* Records provided:
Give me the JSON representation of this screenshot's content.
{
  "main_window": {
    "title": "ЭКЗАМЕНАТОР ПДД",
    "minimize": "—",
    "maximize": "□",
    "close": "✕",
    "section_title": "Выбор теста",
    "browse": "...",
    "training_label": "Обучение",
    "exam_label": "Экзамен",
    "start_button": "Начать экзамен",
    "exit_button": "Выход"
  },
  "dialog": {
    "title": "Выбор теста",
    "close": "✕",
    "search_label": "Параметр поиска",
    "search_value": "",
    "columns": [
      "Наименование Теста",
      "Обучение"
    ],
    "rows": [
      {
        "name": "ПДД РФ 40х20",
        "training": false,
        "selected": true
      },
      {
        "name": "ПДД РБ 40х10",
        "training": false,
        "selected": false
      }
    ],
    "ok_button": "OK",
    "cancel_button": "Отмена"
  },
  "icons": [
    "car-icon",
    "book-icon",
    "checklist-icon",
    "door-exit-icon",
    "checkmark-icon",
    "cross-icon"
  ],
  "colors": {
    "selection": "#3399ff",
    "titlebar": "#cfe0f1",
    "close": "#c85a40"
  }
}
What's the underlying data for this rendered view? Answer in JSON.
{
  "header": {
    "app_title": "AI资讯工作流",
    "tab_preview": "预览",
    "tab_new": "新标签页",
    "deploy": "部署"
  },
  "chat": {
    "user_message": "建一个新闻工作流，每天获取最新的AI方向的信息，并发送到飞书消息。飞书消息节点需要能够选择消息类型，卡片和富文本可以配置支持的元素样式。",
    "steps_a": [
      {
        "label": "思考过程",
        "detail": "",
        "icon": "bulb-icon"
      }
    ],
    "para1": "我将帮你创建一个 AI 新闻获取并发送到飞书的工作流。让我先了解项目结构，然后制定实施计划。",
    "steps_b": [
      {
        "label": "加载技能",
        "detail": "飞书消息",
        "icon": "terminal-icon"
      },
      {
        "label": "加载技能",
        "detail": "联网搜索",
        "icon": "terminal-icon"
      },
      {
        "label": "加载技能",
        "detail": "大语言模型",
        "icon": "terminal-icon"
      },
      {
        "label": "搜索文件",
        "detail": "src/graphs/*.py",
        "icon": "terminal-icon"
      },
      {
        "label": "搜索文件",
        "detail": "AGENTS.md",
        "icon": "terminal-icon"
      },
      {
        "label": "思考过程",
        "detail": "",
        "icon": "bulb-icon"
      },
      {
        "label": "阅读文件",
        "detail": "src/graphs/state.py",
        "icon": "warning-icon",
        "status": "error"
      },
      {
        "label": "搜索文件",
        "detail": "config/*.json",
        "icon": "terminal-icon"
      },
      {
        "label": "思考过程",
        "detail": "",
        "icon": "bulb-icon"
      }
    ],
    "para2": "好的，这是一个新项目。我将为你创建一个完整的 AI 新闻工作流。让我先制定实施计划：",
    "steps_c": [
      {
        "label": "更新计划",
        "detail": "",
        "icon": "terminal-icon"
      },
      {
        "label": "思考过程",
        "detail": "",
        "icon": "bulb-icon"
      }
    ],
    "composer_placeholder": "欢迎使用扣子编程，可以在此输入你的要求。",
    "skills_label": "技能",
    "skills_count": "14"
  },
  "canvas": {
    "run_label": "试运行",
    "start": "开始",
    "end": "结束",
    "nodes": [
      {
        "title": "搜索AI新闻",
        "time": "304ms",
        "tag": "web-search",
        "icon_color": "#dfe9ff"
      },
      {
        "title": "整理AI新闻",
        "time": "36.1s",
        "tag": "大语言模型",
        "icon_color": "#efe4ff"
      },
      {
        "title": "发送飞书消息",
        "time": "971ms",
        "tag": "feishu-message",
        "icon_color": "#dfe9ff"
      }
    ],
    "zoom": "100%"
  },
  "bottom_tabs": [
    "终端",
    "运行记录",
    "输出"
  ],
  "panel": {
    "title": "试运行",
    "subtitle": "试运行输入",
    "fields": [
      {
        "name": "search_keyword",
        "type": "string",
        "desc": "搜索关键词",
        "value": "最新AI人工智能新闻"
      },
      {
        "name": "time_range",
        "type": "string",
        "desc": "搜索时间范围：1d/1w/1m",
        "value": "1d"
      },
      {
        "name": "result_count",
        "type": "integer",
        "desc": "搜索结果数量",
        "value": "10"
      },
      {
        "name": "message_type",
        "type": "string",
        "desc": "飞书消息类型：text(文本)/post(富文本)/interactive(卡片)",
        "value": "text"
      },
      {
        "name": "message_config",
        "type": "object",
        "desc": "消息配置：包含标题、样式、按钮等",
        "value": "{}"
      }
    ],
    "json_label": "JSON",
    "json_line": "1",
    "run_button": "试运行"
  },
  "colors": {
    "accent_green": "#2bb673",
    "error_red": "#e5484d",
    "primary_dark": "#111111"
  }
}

* Directive:
Extract the complete data, matching each line exactly.

* Expected answer:
Give me the JSON representation of this screenshot's content.
{
  "main_window": {
    "title": "ЭКЗАМЕНАТОР ПДД",
    "minimize": "—",
    "maximize": "□",
    "close": "✕",
    "section_title": "Выбор теста",
    "browse": "...",
    "training_label": "Обучение",
    "exam_label": "Экзамен",
    "start_button": "Начать экзамен",
    "exit_button": "Выход"
  },
  "dialog": {
    "title": "Выбор теста",
    "close": "✕",
    "search_label": "Параметр поиска",
    "search_value": "",
    "columns": [
      "Наименование Теста",
      "Обучение"
    ],
    "rows": [
      {
        "name": "ПДД РФ 40х20",
        "training": false,
        "selected": true
      },
      {
        "name": "ПДД РБ 40х10",
        "training": false,
        "selected": false
      }
    ],
    "ok_button": "OK",
    "cancel_button": "Отмена"
  },
  "icons": [
    "car-icon",
    "book-icon",
    "checklist-icon",
    "door-exit-icon",
    "checkmark-icon",
    "cross-icon"
  ],
  "colors": {
    "selection": "#3399ff",
    "titlebar": "#cfe0f1",
    "close": "#c85a40"
  }
}
What's the underlying data for this rendered view? Answer in JSON.
{
  "header": {
    "app_title": "AI资讯工作流",
    "tab_preview": "预览",
    "tab_new": "新标签页",
    "deploy": "部署"
  },
  "chat": {
    "user_message": "建一个新闻工作流，每天获取最新的AI方向的信息，并发送到飞书消息。飞书消息节点需要能够选择消息类型，卡片和富文本可以配置支持的元素样式。",
    "steps_a": [
      {
        "label": "思考过程",
        "detail": "",
        "icon": "bulb-icon"
      }
    ],
    "para1": "我将帮你创建一个 AI 新闻获取并发送到飞书的工作流。让我先了解项目结构，然后制定实施计划。",
    "steps_b": [
      {
        "label": "加载技能",
        "detail": "飞书消息",
        "icon": "terminal-icon"
      },
      {
        "label": "加载技能",
        "detail": "联网搜索",
        "icon": "terminal-icon"
      },
      {
        "label": "加载技能",
        "detail": "大语言模型",
        "icon": "terminal-icon"
      },
      {
        "label": "搜索文件",
        "detail": "src/graphs/*.py",
        "icon": "terminal-icon"
      },
      {
        "label": "搜索文件",
        "detail": "AGENTS.md",
        "icon": "terminal-icon"
      },
      {
        "label": "思考过程",
        "detail": "",
        "icon": "bulb-icon"
      },
      {
        "label": "阅读文件",
        "detail": "src/graphs/state.py",
        "icon": "warning-icon",
        "status": "error"
      },
      {
        "label": "搜索文件",
        "detail": "config/*.json",
        "icon": "terminal-icon"
      },
      {
        "label": "思考过程",
        "detail": "",
        "icon": "bulb-icon"
      }
    ],
    "para2": "好的，这是一个新项目。我将为你创建一个完整的 AI 新闻工作流。让我先制定实施计划：",
    "steps_c": [
      {
        "label": "更新计划",
        "detail": "",
        "icon": "terminal-icon"
      },
      {
        "label": "思考过程",
        "detail": "",
        "icon": "bulb-icon"
      }
    ],
    "composer_placeholder": "欢迎使用扣子编程，可以在此输入你的要求。",
    "skills_label": "技能",
    "skills_count": "14"
  },
  "canvas": {
    "run_label": "试运行",
    "start": "开始",
    "end": "结束",
    "nodes": [
      {
        "title": "搜索AI新闻",
        "time": "304ms",
        "tag": "web-search",
        "icon_color": "#dfe9ff"
      },
      {
        "title": "整理AI新闻",
        "time": "36.1s",
        "tag": "大语言模型",
        "icon_color": "#efe4ff"
      },
      {
        "title": "发送飞书消息",
        "time": "971ms",
        "tag": "feishu-message",
        "icon_color": "#dfe9ff"
      }
    ],
    "zoom": "100%"
  },
  "bottom_tabs": [
    "终端",
    "运行记录",
    "输出"
  ],
  "panel": {
    "title": "试运行",
    "subtitle": "试运行输入",
    "fields": [
      {
        "name": "search_keyword",
        "type": "string",
        "desc": "搜索关键词",
        "value": "最新AI人工智能新闻"
      },
      {
        "name": "time_range",
        "type": "string",
        "desc": "搜索时间范围：1d/1w/1m",
        "value": "1d"
      },
      {
        "name": "result_count",
        "type": "integer",
        "desc": "搜索结果数量",
        "value": "10"
      },
      {
        "name": "message_type",
        "type": "string",
        "desc": "飞书消息类型：text(文本)/post(富文本)/interactive(卡片)",
        "value": "text"
      },
      {
        "name": "message_config",
        "type": "object",
        "desc": "消息配置：包含标题、样式、按钮等",
        "value": "{}"
      }
    ],
    "json_label": "JSON",
    "json_line": "1",
    "run_button": "试运行"
  },
  "colors": {
    "accent_green": "#2bb673",
    "error_red": "#e5484d",
    "primary_dark": "#111111"
  }
}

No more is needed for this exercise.